--- Begin RECORDS SHOWN ---
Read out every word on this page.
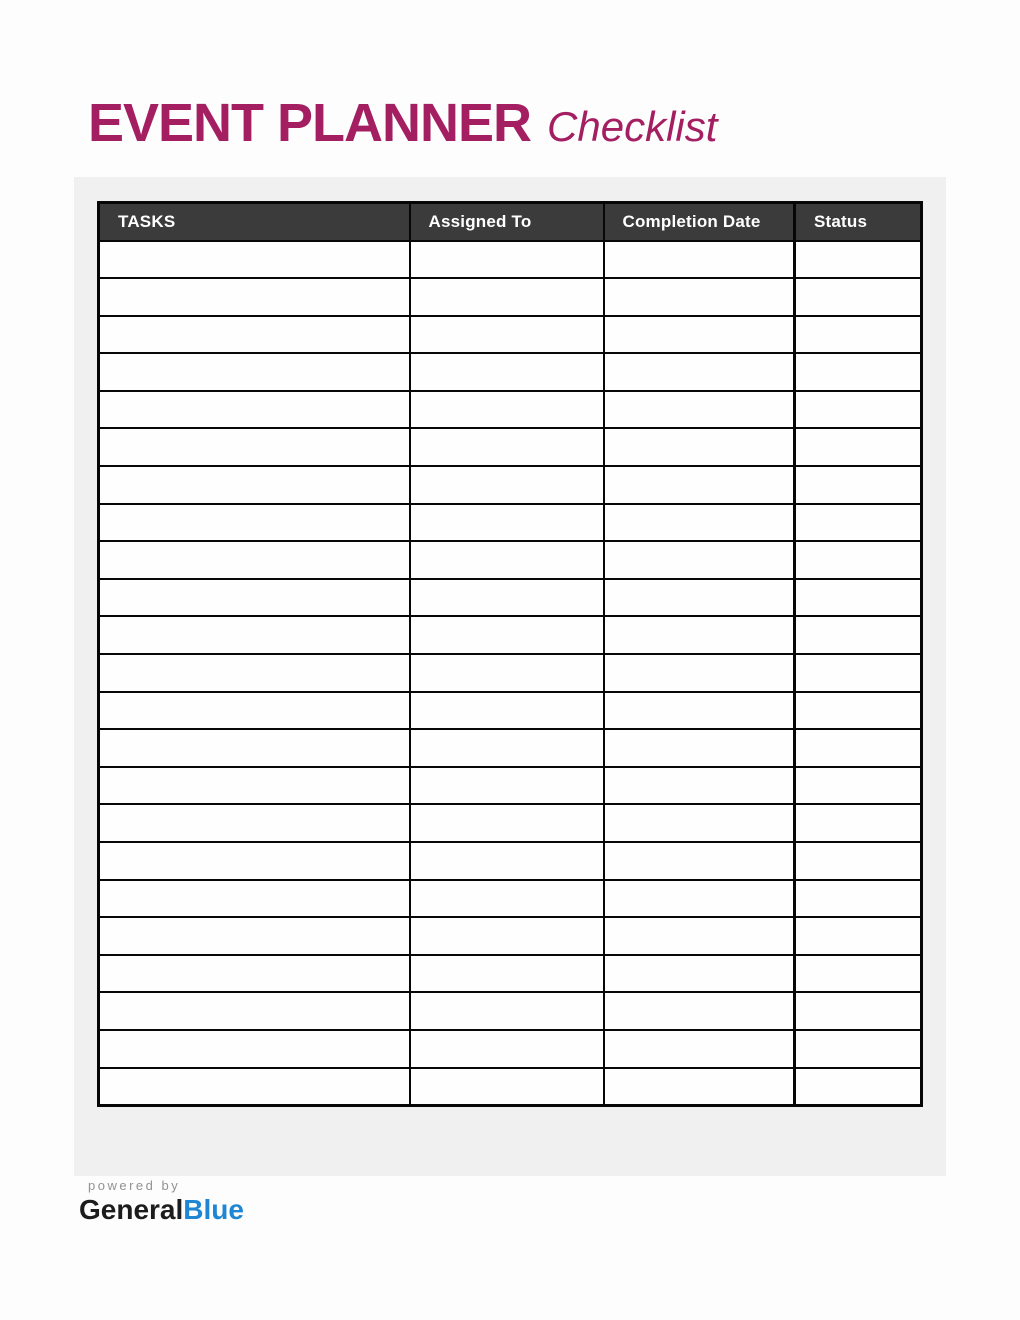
EVENT PLANNER Checklist
TASKS	Assigned To	Completion Date	Status

powered by
GeneralBlue
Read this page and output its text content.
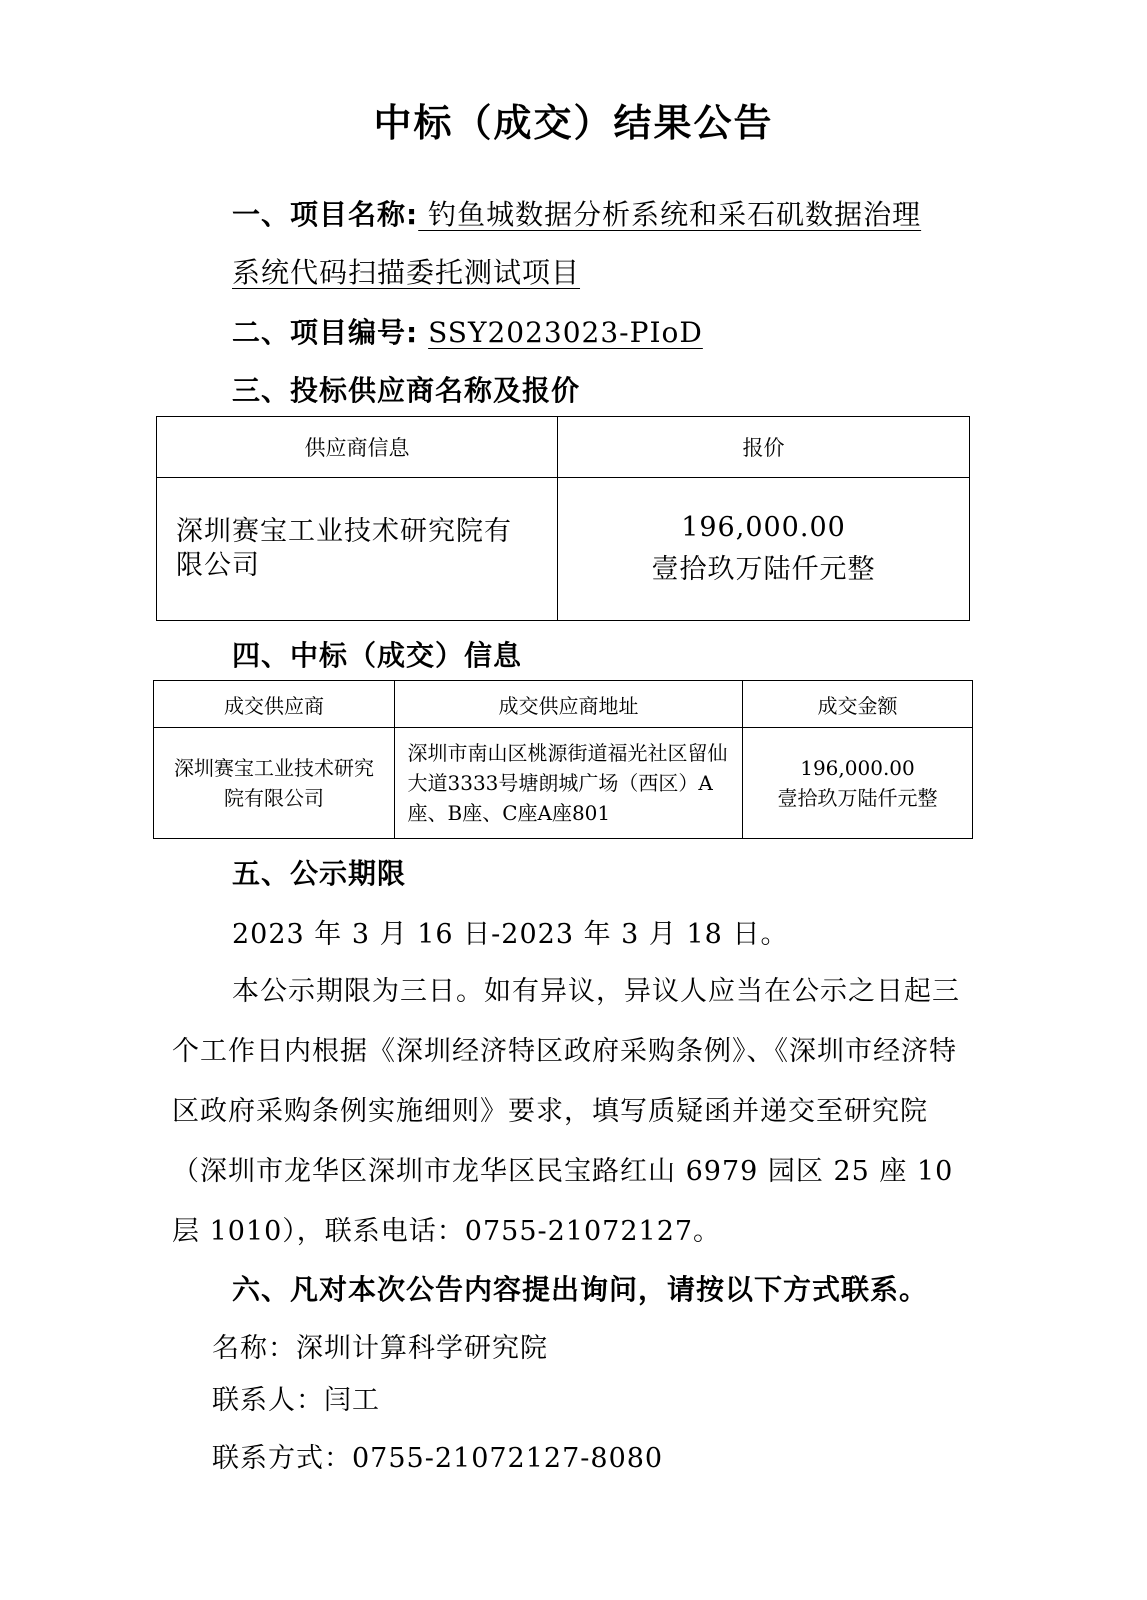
中标（成交）结果公告
一、项目名称: 钓鱼城数据分析系统和采石矶数据治理
系统代码扫描委托测试项目
二、项目编号: SSY2023023-PIoD
三、投标供应商名称及报价
供应商信息	报价

深圳赛宝工业技术研究院有限公司	196,000.00
壹拾玖万陆仟元整
四、中标（成交）信息
成交供应商	成交供应商地址	成交金额

深圳赛宝工业技术研究院有限公司	深圳市南山区桃源街道福光社区留仙大道3333号塘朗城广场（西区）A座、B座、C座A座801	196,000.00
壹拾玖万陆仟元整
五、公示期限
2023 年 3 月 16 日-2023 年 3 月 18 日。
本公示期限为三日。如有异议，异议人应当在公示之日起三个工作日内根据《深圳经济特区政府采购条例》、《深圳市经济特区政府采购条例实施细则》要求，填写质疑函并递交至研究院（深圳市龙华区深圳市龙华区民宝路红山 6979 园区 25 座 10 层 1010），联系电话：0755-21072127。
六、凡对本次公告内容提出询问，请按以下方式联系。
名称：深圳计算科学研究院
联系人：闫工
联系方式：0755-21072127-8080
--- End RECORDS SHOWN ---
WRITTEN PROBLEM →
Gather all lines from the records above in which "深圳赛宝工业技术研究院有限公司" appears.

RESPONSE TO THE TASK →
深圳赛宝工业技术研究院有限公司	196,000.00
深圳赛宝工业技术研究院有限公司	深圳市南山区桃源街道福光社区留仙大道3333号塘朗城广场（西区）A座、B座、C座A座801	196,000.00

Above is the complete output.